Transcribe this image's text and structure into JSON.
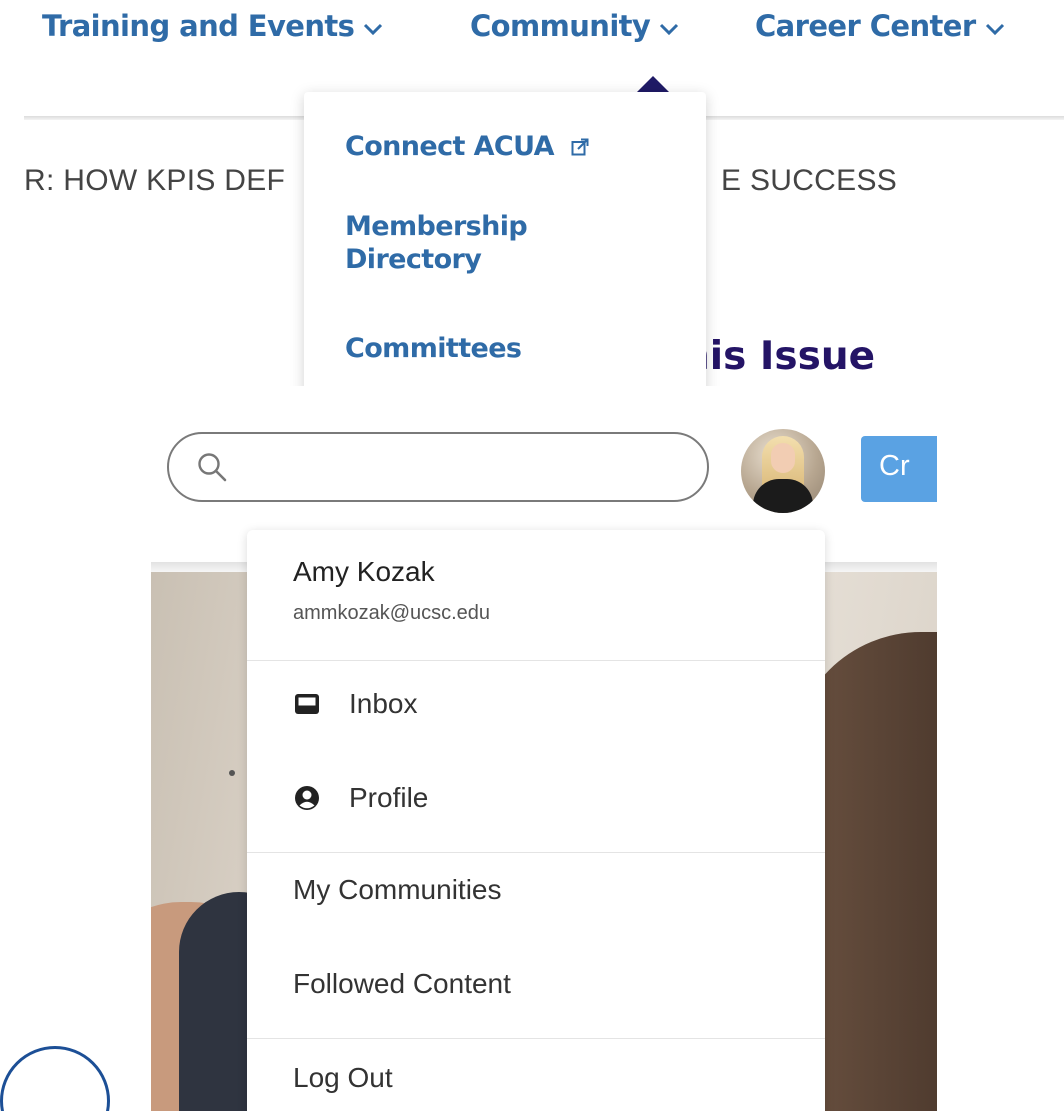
{
  "nav": {
    "items": [
      {
        "label": "Training and Events"
      },
      {
        "label": "Community"
      },
      {
        "label": "Career Center"
      }
    ]
  },
  "community_menu": {
    "items": [
      {
        "label": "Connect ACUA"
      },
      {
        "label": "Membership Directory"
      },
      {
        "label": "Committees"
      }
    ]
  },
  "news": {
    "headline_part1": "R: HOW KPIS DEF",
    "headline_part2": "E SUCCESS"
  },
  "issue_heading": "his Issue",
  "search": {
    "value": "",
    "placeholder": ""
  },
  "create_button": {
    "label": "Cr"
  },
  "user_menu": {
    "name": "Amy Kozak",
    "email": "ammkozak@ucsc.edu",
    "items": [
      {
        "label": "Inbox",
        "icon": "inbox-icon"
      },
      {
        "label": "Profile",
        "icon": "user-circle-icon"
      },
      {
        "label": "My Communities"
      },
      {
        "label": "Followed Content"
      },
      {
        "label": "Log Out"
      }
    ]
  },
  "colors": {
    "nav_link": "#2f6ba7",
    "caret": "#1f1a66",
    "issue_heading": "#241466",
    "create_button": "#5aa2e3"
  }
}
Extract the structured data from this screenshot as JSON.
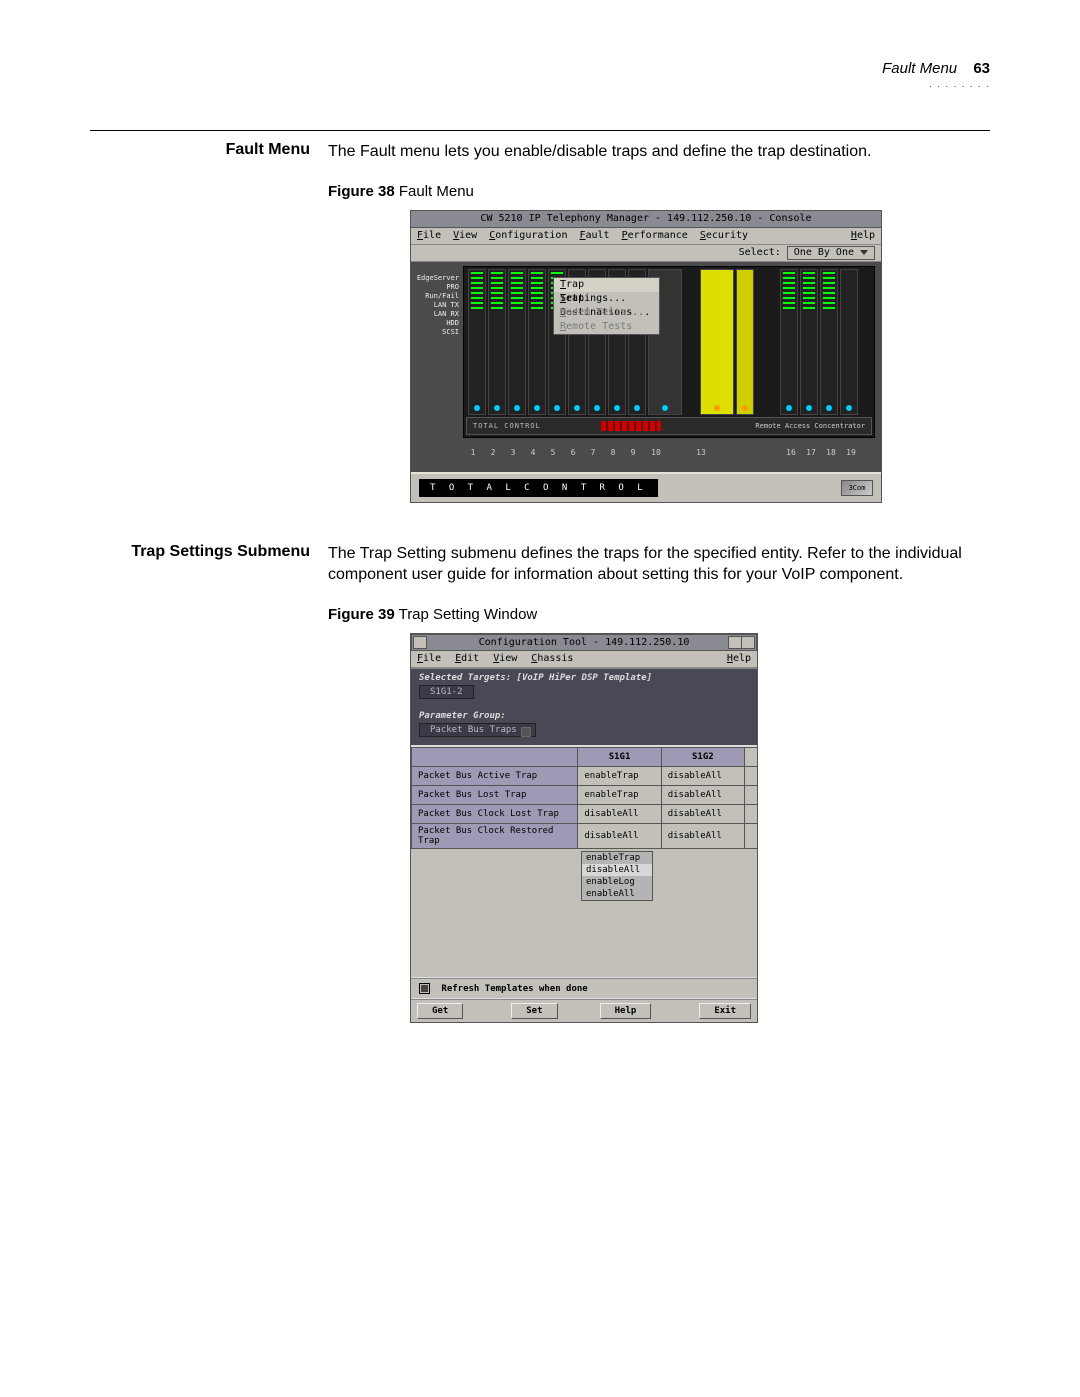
{
  "header": {
    "section": "Fault Menu",
    "page": "63"
  },
  "s1": {
    "heading": "Fault Menu",
    "body": "The Fault menu lets you enable/disable traps and define the trap destination."
  },
  "fig38": {
    "caption_b": "Figure 38",
    "caption": "  Fault Menu",
    "title": "CW 5210 IP Telephony Manager - 149.112.250.10 - Console",
    "menu": {
      "file": "File",
      "view": "View",
      "config": "Configuration",
      "fault": "Fault",
      "perf": "Performance",
      "sec": "Security",
      "help": "Help"
    },
    "dd": {
      "i1": "Trap Settings...",
      "i2": "Trap Destinations...",
      "i3": "Modem Tests...",
      "i4": "Remote Tests"
    },
    "select_label": "Select:",
    "select_value": "One By One",
    "labels": [
      "EdgeServer",
      "PRO",
      "Run/Fail",
      "LAN TX",
      "LAN RX",
      "HDD",
      "SCSI"
    ],
    "slot_nums": [
      "1",
      "2",
      "3",
      "4",
      "5",
      "6",
      "7",
      "8",
      "9",
      "10",
      "13",
      "16",
      "17",
      "18",
      "19"
    ],
    "tc_bar": "TOTAL CONTROL",
    "tc_foot": "T  O  T  A  L    C  O  N  T  R  O  L",
    "rac": "Remote Access Concentrator",
    "logo": "3Com"
  },
  "s2": {
    "heading": "Trap Settings Submenu",
    "body": "The Trap Setting submenu defines the traps for the specified entity. Refer to the individual component user guide for information about setting this for your VoIP component."
  },
  "fig39": {
    "caption_b": "Figure 39",
    "caption": "  Trap Setting Window",
    "title": "Configuration Tool - 149.112.250.10",
    "menu": {
      "file": "File",
      "edit": "Edit",
      "view": "View",
      "chassis": "Chassis",
      "help": "Help"
    },
    "sel_label": "Selected Targets:  [VoIP HiPer DSP Template]",
    "sel_box": "S1G1-2",
    "pg_label": "Parameter Group:",
    "pg_box": "Packet Bus Traps",
    "cols": {
      "c0": "",
      "c1": "S1G1",
      "c2": "S1G2"
    },
    "rows": [
      {
        "n": "Packet Bus Active Trap",
        "a": "enableTrap",
        "b": "disableAll"
      },
      {
        "n": "Packet Bus Lost Trap",
        "a": "enableTrap",
        "b": "disableAll"
      },
      {
        "n": "Packet Bus Clock Lost Trap",
        "a": "disableAll",
        "b": "disableAll"
      },
      {
        "n": "Packet Bus Clock Restored Trap",
        "a": "disableAll",
        "b": "disableAll"
      }
    ],
    "popup": [
      "enableTrap",
      "disableAll",
      "enableLog",
      "enableAll"
    ],
    "refresh": "Refresh Templates when done",
    "btns": {
      "get": "Get",
      "set": "Set",
      "help": "Help",
      "exit": "Exit"
    }
  }
}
--------
Reproduce the data verbatim. Do not carry any picture into the copy.

Transcribe this image's text and structure into JSON.
{
  "nav": {
    "items": [
      {
        "label": "Training and Events"
      },
      {
        "label": "Community"
      },
      {
        "label": "Career Center"
      }
    ]
  },
  "community_menu": {
    "items": [
      {
        "label": "Connect ACUA"
      },
      {
        "label": "Membership Directory"
      },
      {
        "label": "Committees"
      }
    ]
  },
  "news": {
    "headline_part1": "R: HOW KPIS DEF",
    "headline_part2": "E SUCCESS"
  },
  "issue_heading": "his Issue",
  "search": {
    "value": "",
    "placeholder": ""
  },
  "create_button": {
    "label": "Cr"
  },
  "user_menu": {
    "name": "Amy Kozak",
    "email": "ammkozak@ucsc.edu",
    "items": [
      {
        "label": "Inbox",
        "icon": "inbox-icon"
      },
      {
        "label": "Profile",
        "icon": "user-circle-icon"
      },
      {
        "label": "My Communities"
      },
      {
        "label": "Followed Content"
      },
      {
        "label": "Log Out"
      }
    ]
  },
  "colors": {
    "nav_link": "#2f6ba7",
    "caret": "#1f1a66",
    "issue_heading": "#241466",
    "create_button": "#5aa2e3"
  }
}
Extract the structured data from this screenshot as JSON.
{
  "header": {
    "section": "Fault Menu",
    "page": "63"
  },
  "s1": {
    "heading": "Fault Menu",
    "body": "The Fault menu lets you enable/disable traps and define the trap destination."
  },
  "fig38": {
    "caption_b": "Figure 38",
    "caption": "  Fault Menu",
    "title": "CW 5210 IP Telephony Manager - 149.112.250.10 - Console",
    "menu": {
      "file": "File",
      "view": "View",
      "config": "Configuration",
      "fault": "Fault",
      "perf": "Performance",
      "sec": "Security",
      "help": "Help"
    },
    "dd": {
      "i1": "Trap Settings...",
      "i2": "Trap Destinations...",
      "i3": "Modem Tests...",
      "i4": "Remote Tests"
    },
    "select_label": "Select:",
    "select_value": "One By One",
    "labels": [
      "EdgeServer",
      "PRO",
      "Run/Fail",
      "LAN TX",
      "LAN RX",
      "HDD",
      "SCSI"
    ],
    "slot_nums": [
      "1",
      "2",
      "3",
      "4",
      "5",
      "6",
      "7",
      "8",
      "9",
      "10",
      "13",
      "16",
      "17",
      "18",
      "19"
    ],
    "tc_bar": "TOTAL CONTROL",
    "tc_foot": "T  O  T  A  L    C  O  N  T  R  O  L",
    "rac": "Remote Access Concentrator",
    "logo": "3Com"
  },
  "s2": {
    "heading": "Trap Settings Submenu",
    "body": "The Trap Setting submenu defines the traps for the specified entity. Refer to the individual component user guide for information about setting this for your VoIP component."
  },
  "fig39": {
    "caption_b": "Figure 39",
    "caption": "  Trap Setting Window",
    "title": "Configuration Tool - 149.112.250.10",
    "menu": {
      "file": "File",
      "edit": "Edit",
      "view": "View",
      "chassis": "Chassis",
      "help": "Help"
    },
    "sel_label": "Selected Targets:  [VoIP HiPer DSP Template]",
    "sel_box": "S1G1-2",
    "pg_label": "Parameter Group:",
    "pg_box": "Packet Bus Traps",
    "cols": {
      "c0": "",
      "c1": "S1G1",
      "c2": "S1G2"
    },
    "rows": [
      {
        "n": "Packet Bus Active Trap",
        "a": "enableTrap",
        "b": "disableAll"
      },
      {
        "n": "Packet Bus Lost Trap",
        "a": "enableTrap",
        "b": "disableAll"
      },
      {
        "n": "Packet Bus Clock Lost Trap",
        "a": "disableAll",
        "b": "disableAll"
      },
      {
        "n": "Packet Bus Clock Restored Trap",
        "a": "disableAll",
        "b": "disableAll"
      }
    ],
    "popup": [
      "enableTrap",
      "disableAll",
      "enableLog",
      "enableAll"
    ],
    "refresh": "Refresh Templates when done",
    "btns": {
      "get": "Get",
      "set": "Set",
      "help": "Help",
      "exit": "Exit"
    }
  }
}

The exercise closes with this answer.